Every line below is to be copied exactly, with the pictures left out.

═════ Task material

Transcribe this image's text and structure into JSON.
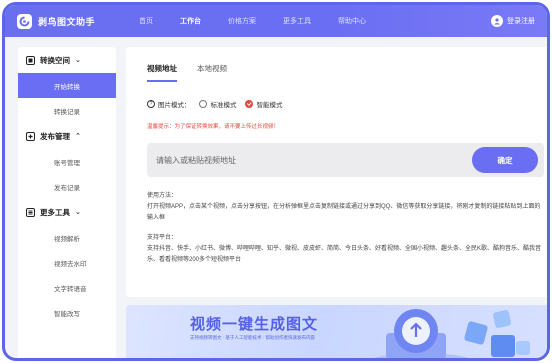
{
  "app": {
    "name": "剥鸟图文助手"
  },
  "nav": {
    "items": [
      {
        "label": "首页",
        "active": false
      },
      {
        "label": "工作台",
        "active": true
      },
      {
        "label": "价格方案",
        "active": false
      },
      {
        "label": "更多工具",
        "active": false
      },
      {
        "label": "帮助中心",
        "active": false
      }
    ],
    "login_label": "登录注册"
  },
  "sidebar": {
    "groups": [
      {
        "title": "转换空间",
        "icon": "convert-icon",
        "expanded": true,
        "items": [
          "开始转换",
          "转换记录"
        ],
        "active_item": "开始转换"
      },
      {
        "title": "发布管理",
        "icon": "publish-icon",
        "expanded": true,
        "items": [
          "账号管理",
          "发布记录"
        ]
      },
      {
        "title": "更多工具",
        "icon": "tools-icon",
        "expanded": true,
        "items": [
          "视频解析",
          "视频去水印",
          "文字转语音",
          "智能改写"
        ]
      }
    ]
  },
  "main": {
    "tabs": [
      {
        "label": "视频地址",
        "active": true
      },
      {
        "label": "本地视频",
        "active": false
      }
    ],
    "mode_label": "图片模式：",
    "modes": [
      {
        "label": "标准模式",
        "checked": false
      },
      {
        "label": "智能模式",
        "checked": true
      }
    ],
    "warning": "温馨提示：为了保证转换效果，请不要上传过长视频！",
    "url_placeholder": "请输入或粘贴视频地址",
    "confirm_label": "确定",
    "usage_title": "使用方法：",
    "usage_text": "打开视频APP，点击某个视频，点击分享按钮，在分析弹框里点击复制链接或通过分享到QQ、微信等获取分享链接，将刚才复制的链接粘贴到上面的输入框",
    "platform_title": "支持平台：",
    "platform_text": "支持抖音、快手、小红书、微博、哔哩哔哩、知乎、微视、皮皮虾、简简、今日头条、好看视频、全国小视频、趣头条、全民K歌、酷狗音乐、酷我音乐、看看视频等200多个短视频平台"
  },
  "banner": {
    "title": "视频一键生成图文",
    "subtitle": "支持视频转图文 · 基于人工智能技术 · 帮助创作者快速发布内容"
  },
  "colors": {
    "accent": "#6a6ef2",
    "warning": "#e8463f",
    "frame": "#5b67e6"
  }
}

══════════

Task solution:
Transcribe this image's text and structure into JSON.
{
  "app": {
    "name": "剥鸟图文助手"
  },
  "nav": {
    "items": [
      {
        "label": "首页",
        "active": false
      },
      {
        "label": "工作台",
        "active": true
      },
      {
        "label": "价格方案",
        "active": false
      },
      {
        "label": "更多工具",
        "active": false
      },
      {
        "label": "帮助中心",
        "active": false
      }
    ],
    "login_label": "登录注册"
  },
  "sidebar": {
    "groups": [
      {
        "title": "转换空间",
        "icon": "convert-icon",
        "expanded": true,
        "items": [
          "开始转换",
          "转换记录"
        ],
        "active_item": "开始转换"
      },
      {
        "title": "发布管理",
        "icon": "publish-icon",
        "expanded": true,
        "items": [
          "账号管理",
          "发布记录"
        ]
      },
      {
        "title": "更多工具",
        "icon": "tools-icon",
        "expanded": true,
        "items": [
          "视频解析",
          "视频去水印",
          "文字转语音",
          "智能改写"
        ]
      }
    ]
  },
  "main": {
    "tabs": [
      {
        "label": "视频地址",
        "active": true
      },
      {
        "label": "本地视频",
        "active": false
      }
    ],
    "mode_label": "图片模式：",
    "modes": [
      {
        "label": "标准模式",
        "checked": false
      },
      {
        "label": "智能模式",
        "checked": true
      }
    ],
    "warning": "温馨提示：为了保证转换效果，请不要上传过长视频！",
    "url_placeholder": "请输入或粘贴视频地址",
    "confirm_label": "确定",
    "usage_title": "使用方法：",
    "usage_text": "打开视频APP，点击某个视频，点击分享按钮，在分析弹框里点击复制链接或通过分享到QQ、微信等获取分享链接，将刚才复制的链接粘贴到上面的输入框",
    "platform_title": "支持平台：",
    "platform_text": "支持抖音、快手、小红书、微博、哔哩哔哩、知乎、微视、皮皮虾、简简、今日头条、好看视频、全国小视频、趣头条、全民K歌、酷狗音乐、酷我音乐、看看视频等200多个短视频平台"
  },
  "banner": {
    "title": "视频一键生成图文",
    "subtitle": "支持视频转图文 · 基于人工智能技术 · 帮助创作者快速发布内容"
  },
  "colors": {
    "accent": "#6a6ef2",
    "warning": "#e8463f",
    "frame": "#5b67e6"
  }
}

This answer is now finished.